Liquid Chromatography / Mass Spectrometry (LCMS)
One Agilent 6520 and two Agilent 6550 LCMS QTOF instruments were used in the course of these experiments. LCMS methods were carried out as described below in Supplementary Figures 1–43, all with A (water with 0.1% formic acid) and B (acetonitrile with 0.1% formic acid) gradients as follows:
Method 1) Agilent 6550–1 (1290 Infinity HPLC system with iFunnel QTOF MS run in positive ionization mode with a low m/z range 100–1700) with a Phenomenex Jupiter C4 column, 150 × 1.0 mm, 5 μm, 300 Å silica; flow rate 100 μL/minute, 1–61% B gradient over 10 minutes, MS on from 4–12 minutes
Method 2) Agilent 6550–1 (as above) with a Phenomenex Luna C18(2) column, 150 ×5 mm, 3 μm, 100 Å silica; flow rate 50 μL/min, 1–61% B gradient over 12 minutes, MS on from 4–14 minutes
Method 3) Agilent 6550–2 (as in 6550–1 but with m/z range 100–3000) with an Agilent Zorbax 300SB C3 column, 150 × 2.1 mm, 5 pm, 300 Å silica; flow rate 500 pL/minute, 1–61% B gradient from 2–12 minutes, MS on from 4–12 minutes
Method 4) Agilent 6550–2 (as above) with a Phenomenex Kinetex C18 column; not reported in Supplementary Figures 1–43.
Method 5) Agilent 6520 (1290 Infinity HPLC system with QTOF MS run in positive ionization mode with m/z range 100–3000) with an Agilent Zorbax 300SB C3 column, 150 × 2.1 mm, 5 μm, 300 Å silica; flow rate 800 μL/minute, 1–61% B gradient over 9 minutes, MS on from 4–11 minutes.
Analytical High Performance Liquid Chromatography (HPLC)
Analytical HPLC was carried out on an Agilent 1200 series system with UV detection at 214 nm. Methods used are summarized as follows, referenced by number in the text and in figures:
HPLC Method 1: Column - Phenomenex Aeris Widepore C4 column, 150 × 4.6 mm, 3.6 μm, 200 Åsilica; flow rate 0.8 mL/minute; Solvent System - A = water with 0.1% TFA, B = acetonitrile with 0.08% TFA; Gradient − 3 minute hold 1% B, 1–61% B gradient over 60 minutes, 3 minute hold 61% B, 10-minute post run 1% B; Flow Rate − 0.8 mL/minute
HPLC Method 1a: As in Method 1, but with a 1–61% B gradient over 30 minutes.

TASKS AND EXERCISES:
[1] In the chromatography methods text, at what wavelength was UV detection set for analytical HPLC?
[2] Continue the chromatography methods text from the point where it stops.

SUPPLIED RECORDS:

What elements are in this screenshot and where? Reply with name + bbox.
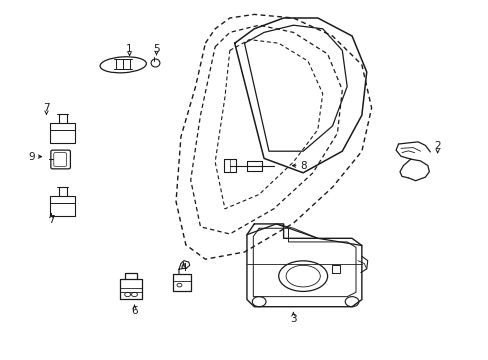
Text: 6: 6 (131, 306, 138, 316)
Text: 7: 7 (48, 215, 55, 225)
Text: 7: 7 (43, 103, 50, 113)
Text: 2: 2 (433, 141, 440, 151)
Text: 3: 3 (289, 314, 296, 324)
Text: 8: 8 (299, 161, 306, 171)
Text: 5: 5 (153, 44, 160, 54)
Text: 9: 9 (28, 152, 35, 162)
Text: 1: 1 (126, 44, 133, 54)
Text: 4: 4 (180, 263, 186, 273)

...

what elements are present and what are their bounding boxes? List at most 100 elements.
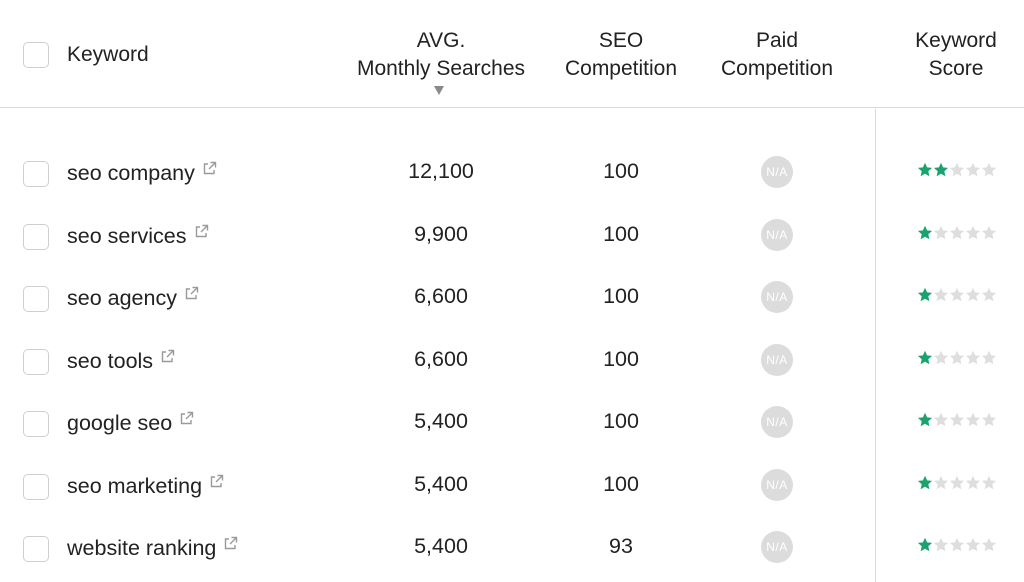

ANSWERS PROVIDED:
[1] 214 nm

[2]
HPLC Method 2: Column - Phenomenex Luna C18(2) column, 100 × 4.6 mm, 3 μm, 100 Å silica; flow rate 1.0 mL/minute; Solvent System - A = water with 0.1% TFA, B = acetonitrile with 0.08% TFA; Gradient - 3 minute hold 1% B, 1–61% B gradient over 60 minutes, 3 minute hold 61% B, 10-minute post run 1% B
Integrals of HPLC peaks were calculated automatically with Agilent ChemStation software with subsequent manual inspection of the magnified baseline and modification of the automated calls - most commonly removal of erroneous peaks more consistent with background variation or splitting of a major peak to reflect tailing.
Reverse Phase Flash Chromatography (RPFC)
RPFC was completed on a Biotage Selekt flash chromatography system run on reverse phase columns with automated fraction collection as directed by UV trace. Fractions were subsequently pooled according to review of the UV trace as needed and analyzed either by MALDI-TOF MS on a Bruker microflex™ LRF machine run in linear positive ion mode with subsequent confirmation by LCMS or directly by LCMS. Fractions determined to contain the pure product were then pooled and lyophilized for further analysis. With minor variations made while optimizing protocols, the general methods were as follows:
RPFC Method 1: Column - Biotage SNAP Bio C18 10 g, 20 μm, 300 Å; Solvent System - A = water with 0.1% TFA, B = acetonitrile with 0.1% TFA; Gradient - 3 column volumes (CV) hold 1% B, 1–91% B gradient over 20 CV, 3 CV hold 91% B; a less common variation employed the same gradient approach on a Biotage Sfär Bio C18 25 g column, 20 μm, 300 Å or slightly different hold times before or after the gradient; flow rates as automatically determined for the referenced column by Biotage proprietary methods.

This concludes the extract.